--- Task prompt ---
Repeat every record below exactly, omitting any pictures.

===== Input rows =====

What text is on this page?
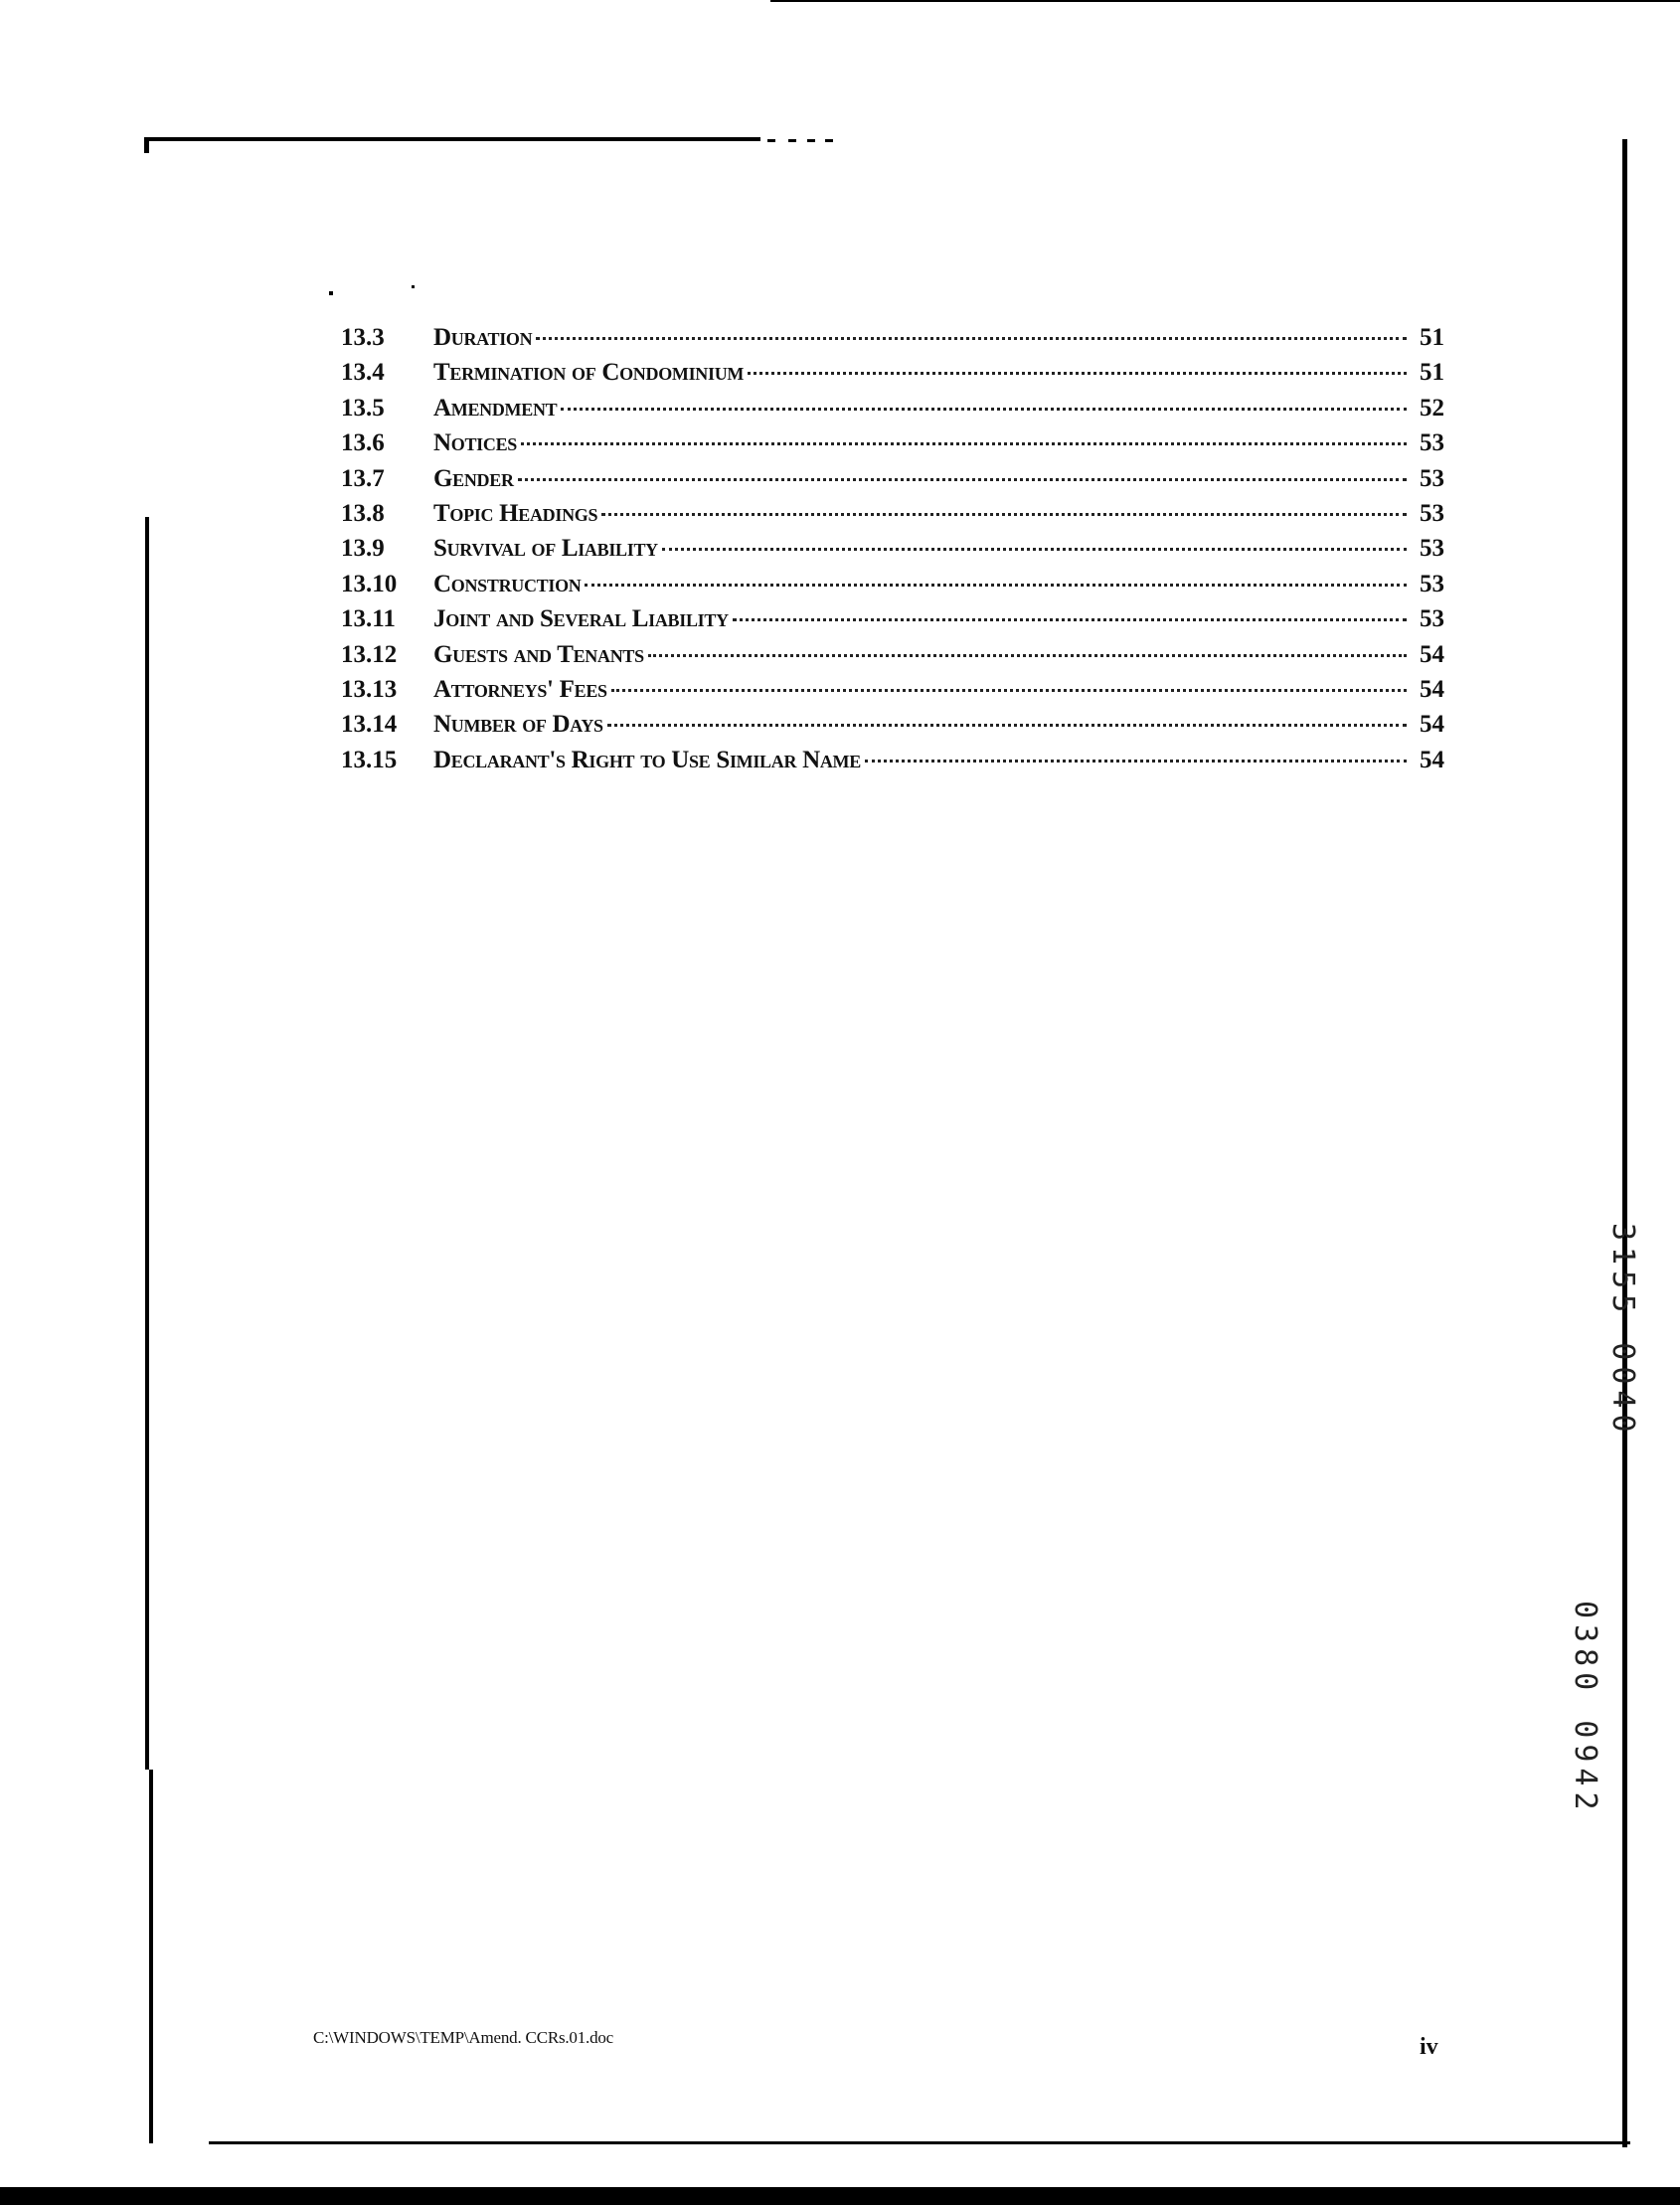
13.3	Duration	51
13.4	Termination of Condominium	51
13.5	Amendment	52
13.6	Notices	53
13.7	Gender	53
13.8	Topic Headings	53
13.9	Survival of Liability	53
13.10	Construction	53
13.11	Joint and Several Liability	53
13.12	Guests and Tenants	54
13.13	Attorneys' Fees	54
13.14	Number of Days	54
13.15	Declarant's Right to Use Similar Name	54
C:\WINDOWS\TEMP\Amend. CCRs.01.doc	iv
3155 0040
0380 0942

=====

--- Full output ---
What text is on this page?
13.3	Duration	51
13.4	Termination of Condominium	51
13.5	Amendment	52
13.6	Notices	53
13.7	Gender	53
13.8	Topic Headings	53
13.9	Survival of Liability	53
13.10	Construction	53
13.11	Joint and Several Liability	53
13.12	Guests and Tenants	54
13.13	Attorneys' Fees	54
13.14	Number of Days	54
13.15	Declarant's Right to Use Similar Name	54
C:\WINDOWS\TEMP\Amend. CCRs.01.doc	iv
3155 0040
0380 0942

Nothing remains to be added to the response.